━━━━━ Extracted data ━━━━━

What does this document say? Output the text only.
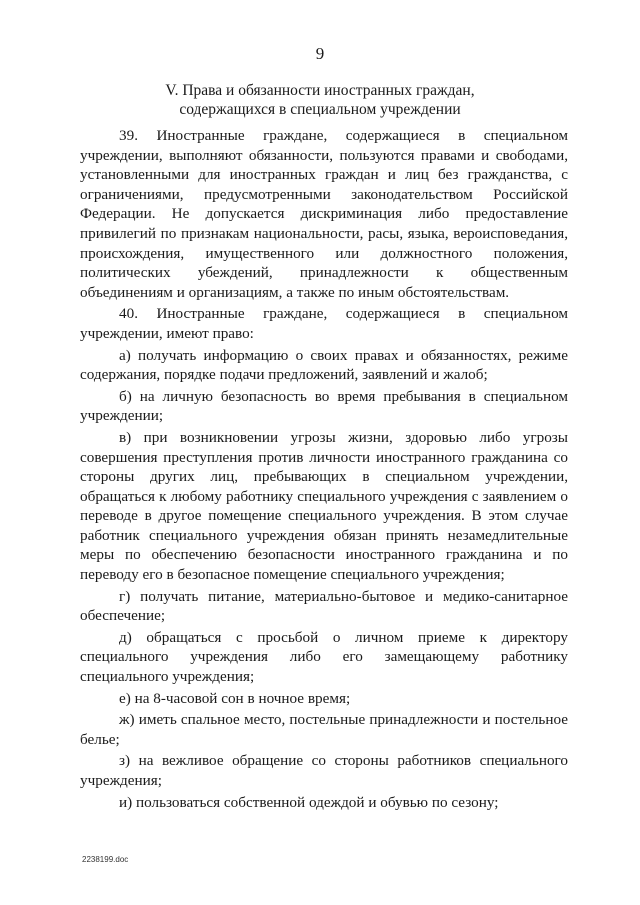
9
V. Права и обязанности иностранных граждан,
содержащихся в специальном учреждении

39. Иностранные граждане, содержащиеся в специальном учреждении, выполняют обязанности, пользуются правами и свободами, установленными для иностранных граждан и лиц без гражданства, с ограничениями, предусмотренными законодательством Российской Федерации. Не допускается дискриминация либо предоставление привилегий по признакам национальности, расы, языка, вероисповедания, происхождения, имущественного или должностного положения, политических убеждений, принадлежности к общественным объединениям и организациям, а также по иным обстоятельствам.

40. Иностранные граждане, содержащиеся в специальном учреждении, имеют право:

а) получать информацию о своих правах и обязанностях, режиме содержания, порядке подачи предложений, заявлений и жалоб;

б) на личную безопасность во время пребывания в специальном учреждении;

в) при возникновении угрозы жизни, здоровью либо угрозы совершения преступления против личности иностранного гражданина со стороны других лиц, пребывающих в специальном учреждении, обращаться к любому работнику специального учреждения с заявлением о переводе в другое помещение специального учреждения. В этом случае работник специального учреждения обязан принять незамедлительные меры по обеспечению безопасности иностранного гражданина и по переводу его в безопасное помещение специального учреждения;

г) получать питание, материально-бытовое и медико-санитарное обеспечение;

д) обращаться с просьбой о личном приеме к директору специального учреждения либо его замещающему работнику специального учреждения;

е) на 8-часовой сон в ночное время;

ж) иметь спальное место, постельные принадлежности и постельное белье;

з) на вежливое обращение со стороны работников специального учреждения;

и) пользоваться собственной одеждой и обувью по сезону;

2238199.doc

━━━━━

- [Given task]:
Pick out the lines that contain "специального" and copy them.

- [Written response]:
в) при возникновении угрозы жизни, здоровью либо угрозы совершения преступления против личности иностранного гражданина со стороны других лиц, пребывающих в специальном учреждении, обращаться к любому работнику специального учреждения с заявлением о переводе в другое помещение специального учреждения. В этом случае работник специального учреждения обязан принять незамедлительные меры по обеспечению безопасности иностранного гражданина и по переводу его в безопасное помещение специального учреждения;
д) обращаться с просьбой о личном приеме к директору специального учреждения либо его замещающему работнику специального учреждения;
з) на вежливое обращение со стороны работников специального учреждения;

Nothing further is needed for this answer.